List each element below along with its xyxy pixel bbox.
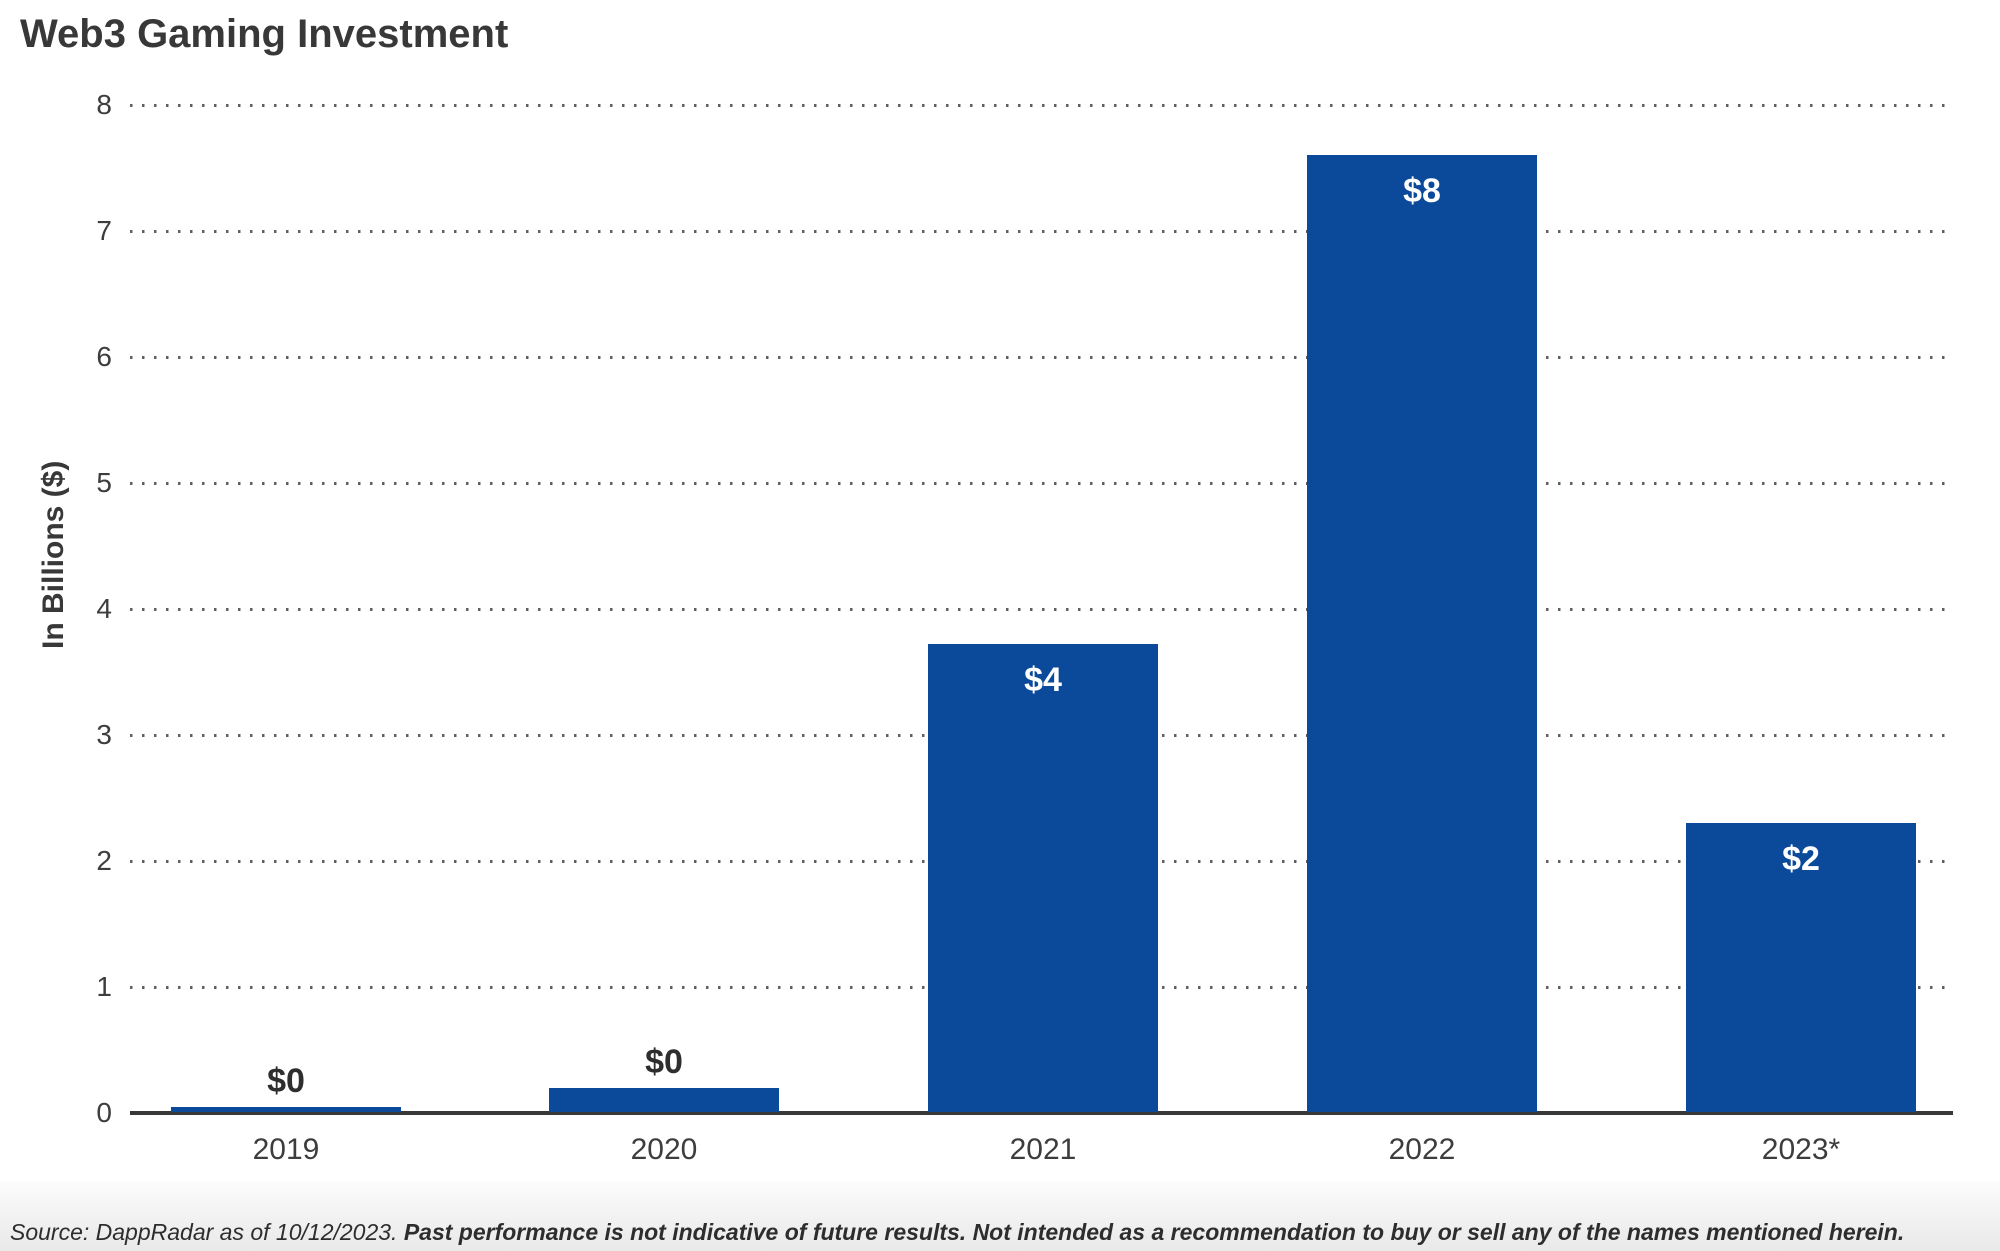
x-tick-label: 2023*: [1761, 1133, 1841, 1166]
y-tick-label: 0: [96, 1097, 112, 1128]
x-tick-label: 2020: [630, 1133, 698, 1166]
source-text: Source: DappRadar as of 10/12/2023.: [10, 1219, 398, 1245]
y-tick-label: 1: [96, 971, 112, 1002]
bar-2023*: [1686, 823, 1916, 1112]
gridline-y5: [130, 482, 1953, 485]
y-tick-label: 6: [96, 341, 112, 372]
footer-text: Source: DappRadar as of 10/12/2023. Past…: [10, 1219, 1904, 1246]
bar-value-label: $0: [645, 1043, 683, 1081]
x-tick-label: 2021: [1009, 1133, 1077, 1166]
bar-2020: [549, 1088, 779, 1112]
bar-value-label: $4: [1024, 661, 1062, 699]
x-tick-label: 2019: [252, 1133, 320, 1166]
y-tick-label: 2: [96, 845, 112, 876]
bar-2019: [171, 1107, 401, 1112]
gridline-y6: [130, 356, 1953, 359]
x-axis-line: [130, 1111, 1953, 1115]
bar-value-label: $8: [1403, 172, 1441, 210]
y-tick-label: 5: [96, 467, 112, 498]
gridline-y4: [130, 608, 1953, 611]
y-tick-label: 7: [96, 215, 112, 246]
bar-2022: [1307, 155, 1537, 1112]
bar-2021: [928, 644, 1158, 1112]
y-tick-label: 8: [96, 89, 112, 120]
chart-title: Web3 Gaming Investment: [20, 12, 509, 56]
gridline-y8: [130, 104, 1953, 107]
gridline-y7: [130, 230, 1953, 233]
y-tick-label: 3: [96, 719, 112, 750]
disclaimer-text: Past performance is not indicative of fu…: [403, 1219, 1905, 1245]
footer-bar: Source: DappRadar as of 10/12/2023. Past…: [0, 1182, 2000, 1251]
bar-value-label: $2: [1782, 840, 1820, 878]
x-tick-label: 2022: [1388, 1133, 1456, 1166]
y-tick-label: 4: [96, 593, 112, 624]
bar-value-label: $0: [267, 1062, 305, 1100]
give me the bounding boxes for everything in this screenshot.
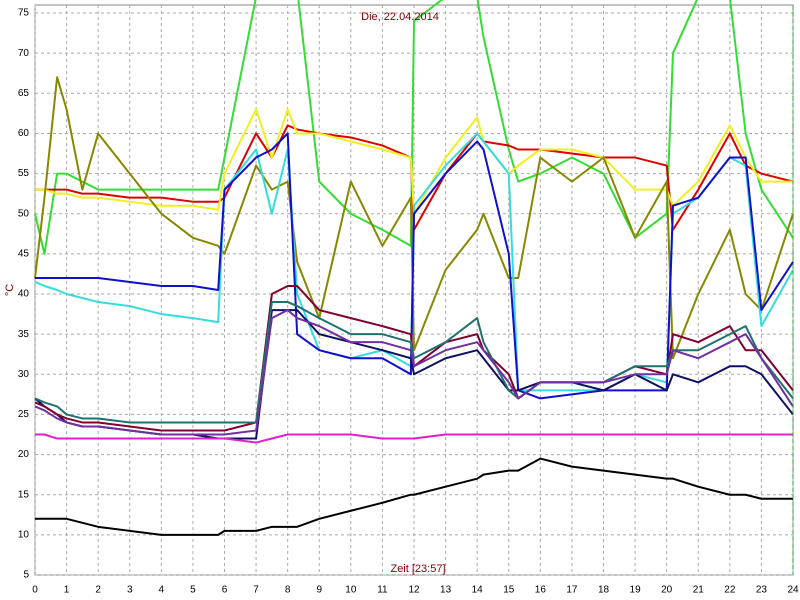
■ ■ ■ ■
Short exercise
Copy all of the lines above word for word, from the first to the last. Leave out the pictures.

Solution to this task
List each element below along with its xyxy pixel bbox.
x-tick-label: 2023*: [1761, 1133, 1841, 1166]
y-tick-label: 0: [96, 1097, 112, 1128]
x-tick-label: 2020: [630, 1133, 698, 1166]
source-text: Source: DappRadar as of 10/12/2023.: [10, 1219, 398, 1245]
y-tick-label: 1: [96, 971, 112, 1002]
bar-2023*: [1686, 823, 1916, 1112]
gridline-y5: [130, 482, 1953, 485]
y-tick-label: 6: [96, 341, 112, 372]
footer-text: Source: DappRadar as of 10/12/2023. Past…: [10, 1219, 1904, 1246]
bar-value-label: $0: [645, 1043, 683, 1081]
x-tick-label: 2021: [1009, 1133, 1077, 1166]
bar-2020: [549, 1088, 779, 1112]
bar-value-label: $4: [1024, 661, 1062, 699]
x-tick-label: 2019: [252, 1133, 320, 1166]
y-tick-label: 2: [96, 845, 112, 876]
bar-2019: [171, 1107, 401, 1112]
gridline-y6: [130, 356, 1953, 359]
x-axis-line: [130, 1111, 1953, 1115]
bar-value-label: $8: [1403, 172, 1441, 210]
y-tick-label: 5: [96, 467, 112, 498]
gridline-y4: [130, 608, 1953, 611]
y-tick-label: 7: [96, 215, 112, 246]
bar-2022: [1307, 155, 1537, 1112]
bar-2021: [928, 644, 1158, 1112]
y-tick-label: 8: [96, 89, 112, 120]
chart-title: Web3 Gaming Investment: [20, 12, 509, 56]
gridline-y8: [130, 104, 1953, 107]
gridline-y7: [130, 230, 1953, 233]
y-tick-label: 3: [96, 719, 112, 750]
disclaimer-text: Past performance is not indicative of fu…: [403, 1219, 1905, 1245]
footer-bar: Source: DappRadar as of 10/12/2023. Past…: [0, 1182, 2000, 1251]
bar-value-label: $2: [1782, 840, 1820, 878]
x-tick-label: 2022: [1388, 1133, 1456, 1166]
y-tick-label: 4: [96, 593, 112, 624]
bar-value-label: $0: [267, 1062, 305, 1100]
give me the bounding boxes for everything in this screenshot.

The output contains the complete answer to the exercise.